Data records »
======

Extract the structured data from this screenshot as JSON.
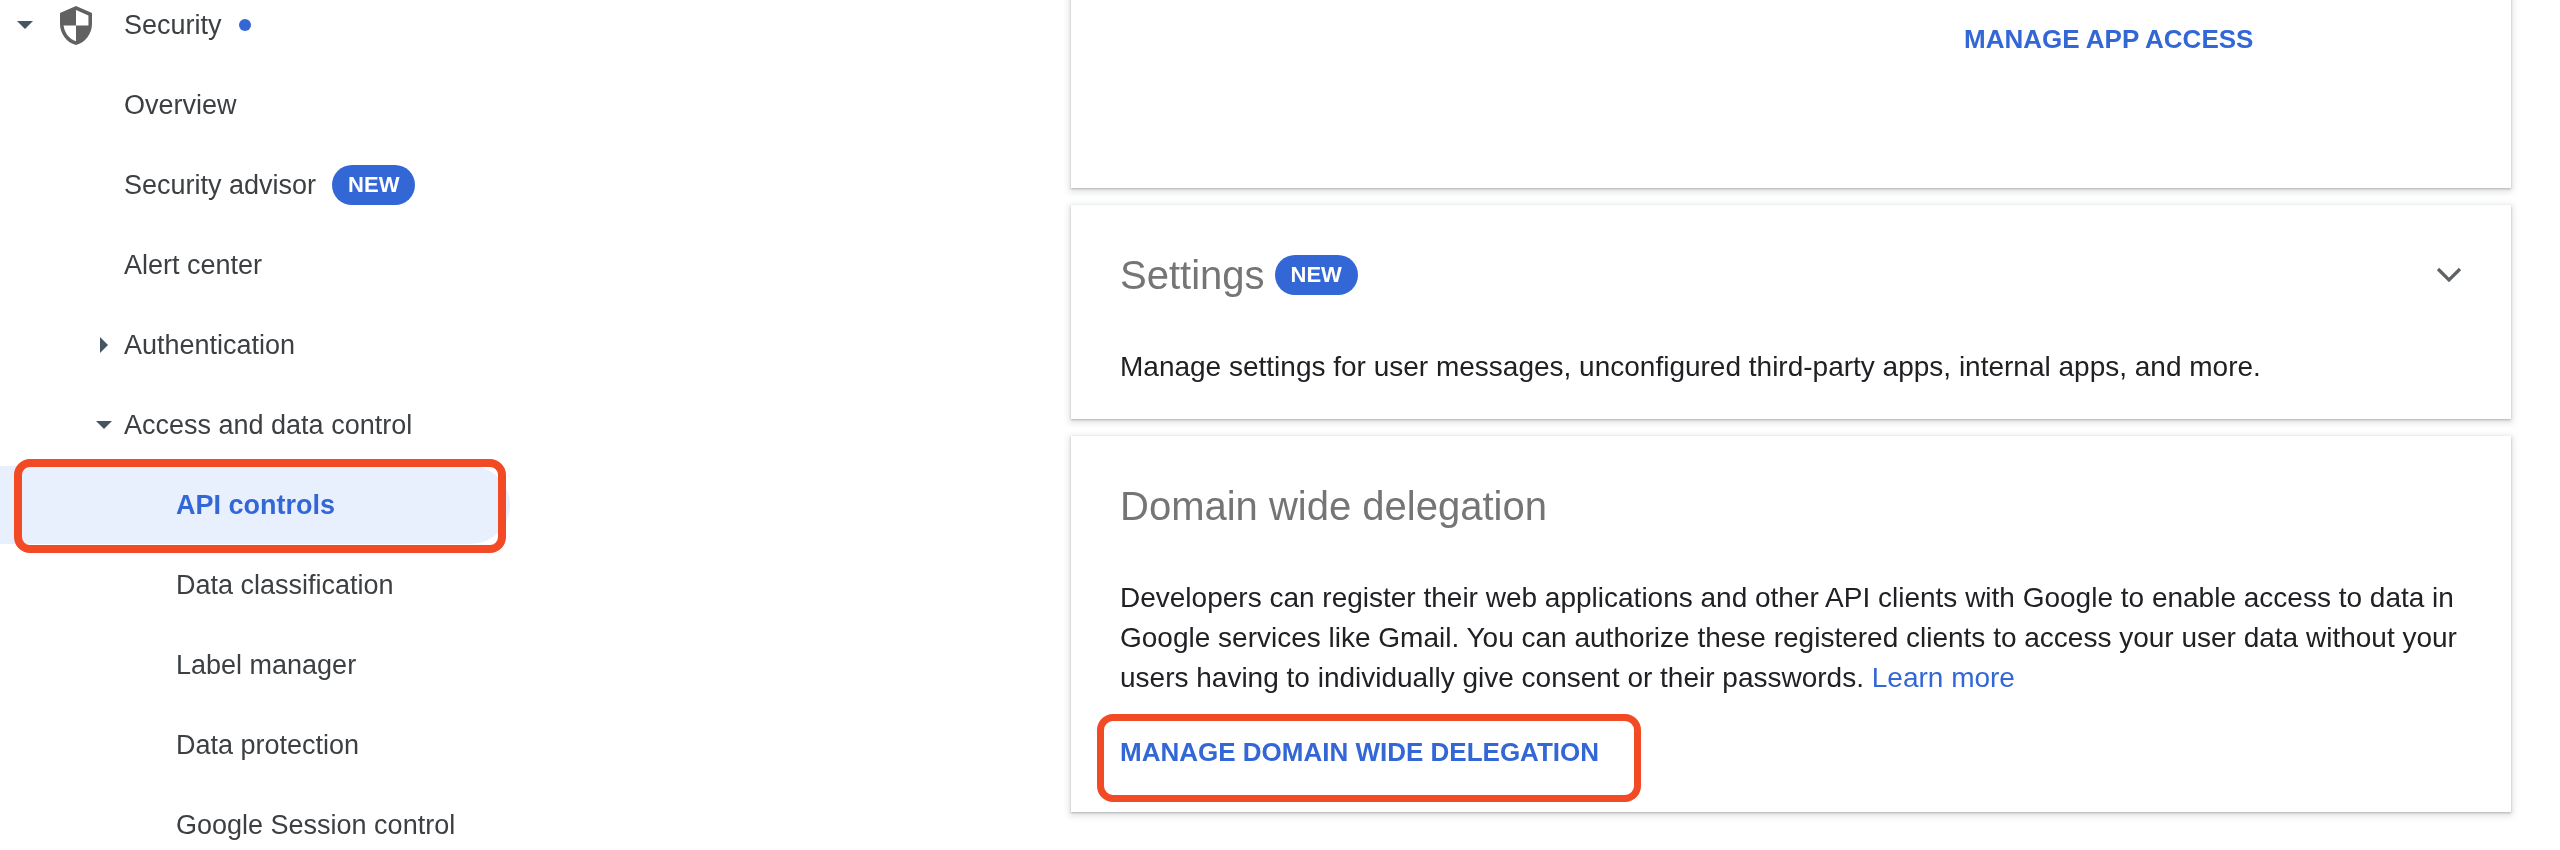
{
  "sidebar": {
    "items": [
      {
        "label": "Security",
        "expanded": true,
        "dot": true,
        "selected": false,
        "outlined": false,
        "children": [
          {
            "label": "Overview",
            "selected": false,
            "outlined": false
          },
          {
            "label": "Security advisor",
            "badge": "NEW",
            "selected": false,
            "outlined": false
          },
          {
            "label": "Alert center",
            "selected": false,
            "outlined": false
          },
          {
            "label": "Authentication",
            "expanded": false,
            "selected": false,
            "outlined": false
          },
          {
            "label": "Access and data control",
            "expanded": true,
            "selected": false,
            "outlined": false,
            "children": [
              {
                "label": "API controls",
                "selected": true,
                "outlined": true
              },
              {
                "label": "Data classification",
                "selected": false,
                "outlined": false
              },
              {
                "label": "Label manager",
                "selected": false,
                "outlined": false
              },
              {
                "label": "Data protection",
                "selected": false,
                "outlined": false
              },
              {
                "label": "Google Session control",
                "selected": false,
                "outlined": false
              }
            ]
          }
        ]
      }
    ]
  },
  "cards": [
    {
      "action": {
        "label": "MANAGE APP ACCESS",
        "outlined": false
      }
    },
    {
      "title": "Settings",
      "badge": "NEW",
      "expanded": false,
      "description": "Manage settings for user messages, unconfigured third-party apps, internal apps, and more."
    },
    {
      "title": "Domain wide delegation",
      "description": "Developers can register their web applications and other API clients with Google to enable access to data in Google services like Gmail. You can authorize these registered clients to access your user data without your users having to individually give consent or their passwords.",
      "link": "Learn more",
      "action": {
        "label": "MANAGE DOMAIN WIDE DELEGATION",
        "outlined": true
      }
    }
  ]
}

======

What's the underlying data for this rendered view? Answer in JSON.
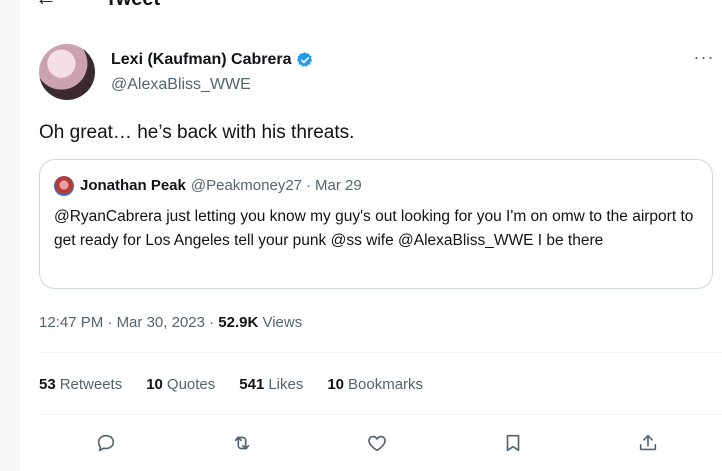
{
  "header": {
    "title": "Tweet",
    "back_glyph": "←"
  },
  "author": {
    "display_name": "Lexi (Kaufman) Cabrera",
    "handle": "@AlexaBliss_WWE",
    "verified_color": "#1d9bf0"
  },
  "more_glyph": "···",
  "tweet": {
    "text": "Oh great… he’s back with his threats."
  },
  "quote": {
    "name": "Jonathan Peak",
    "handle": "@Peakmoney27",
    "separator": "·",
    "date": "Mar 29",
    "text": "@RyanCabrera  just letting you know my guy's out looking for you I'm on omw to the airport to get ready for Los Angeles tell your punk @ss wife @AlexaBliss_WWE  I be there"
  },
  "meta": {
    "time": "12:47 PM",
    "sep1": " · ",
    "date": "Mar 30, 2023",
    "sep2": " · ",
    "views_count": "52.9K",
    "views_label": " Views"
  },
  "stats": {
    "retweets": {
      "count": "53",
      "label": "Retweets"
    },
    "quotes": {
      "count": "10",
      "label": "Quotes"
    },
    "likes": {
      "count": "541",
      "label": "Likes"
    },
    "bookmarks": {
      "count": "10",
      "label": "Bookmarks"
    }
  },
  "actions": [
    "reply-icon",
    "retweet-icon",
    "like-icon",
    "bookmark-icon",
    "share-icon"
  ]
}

======

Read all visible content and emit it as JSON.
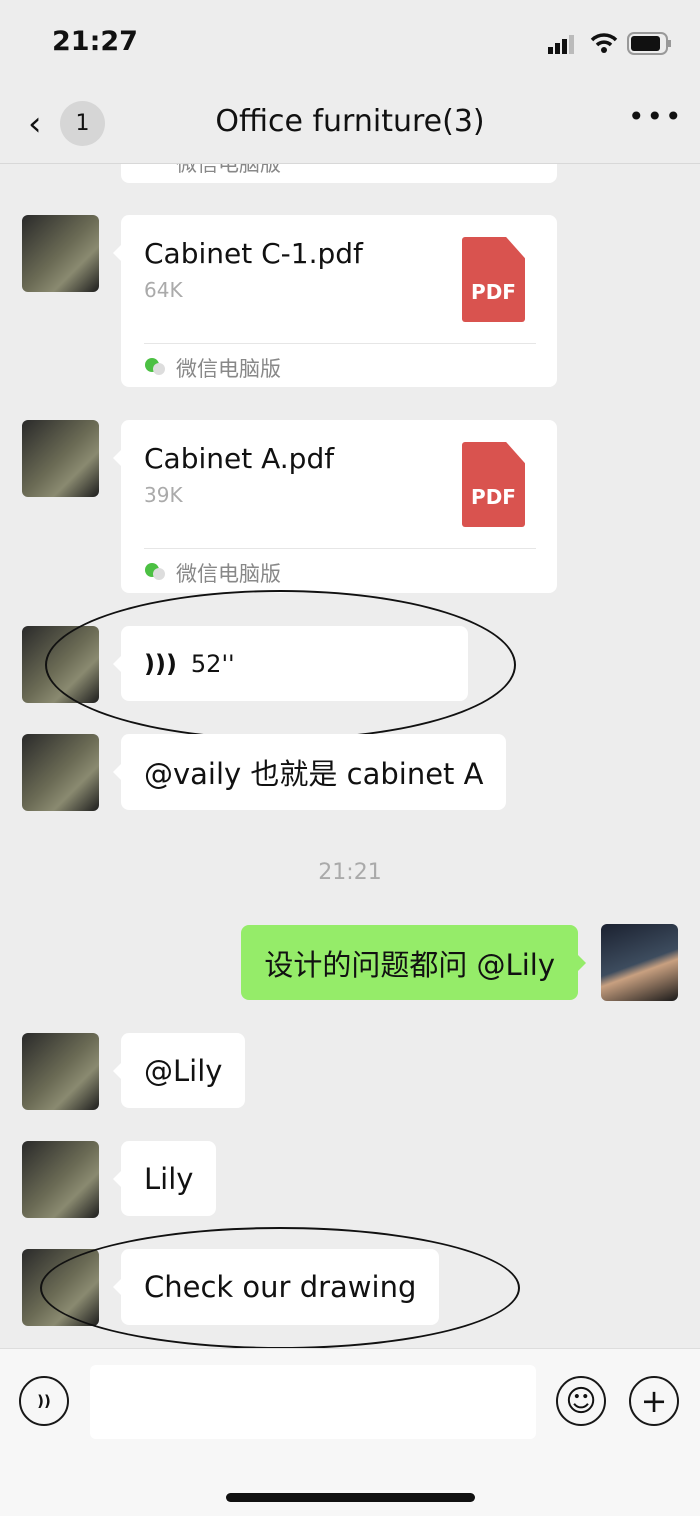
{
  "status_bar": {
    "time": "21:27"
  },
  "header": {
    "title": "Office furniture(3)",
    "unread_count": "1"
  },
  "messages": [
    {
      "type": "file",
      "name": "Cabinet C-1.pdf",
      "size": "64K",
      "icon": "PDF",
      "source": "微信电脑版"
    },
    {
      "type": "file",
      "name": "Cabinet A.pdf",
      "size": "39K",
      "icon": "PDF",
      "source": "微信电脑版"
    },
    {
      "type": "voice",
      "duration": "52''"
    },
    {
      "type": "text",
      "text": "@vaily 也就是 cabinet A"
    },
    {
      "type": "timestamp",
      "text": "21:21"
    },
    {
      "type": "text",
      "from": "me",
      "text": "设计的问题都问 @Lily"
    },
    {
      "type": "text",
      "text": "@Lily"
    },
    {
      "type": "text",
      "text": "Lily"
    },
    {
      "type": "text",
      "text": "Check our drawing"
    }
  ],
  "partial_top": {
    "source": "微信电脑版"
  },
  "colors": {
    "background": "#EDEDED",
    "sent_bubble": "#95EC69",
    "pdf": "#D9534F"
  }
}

======

What you have to do »
State how many lines of the entries above include the word "title", offering no text other than the number.

Exercise response »
4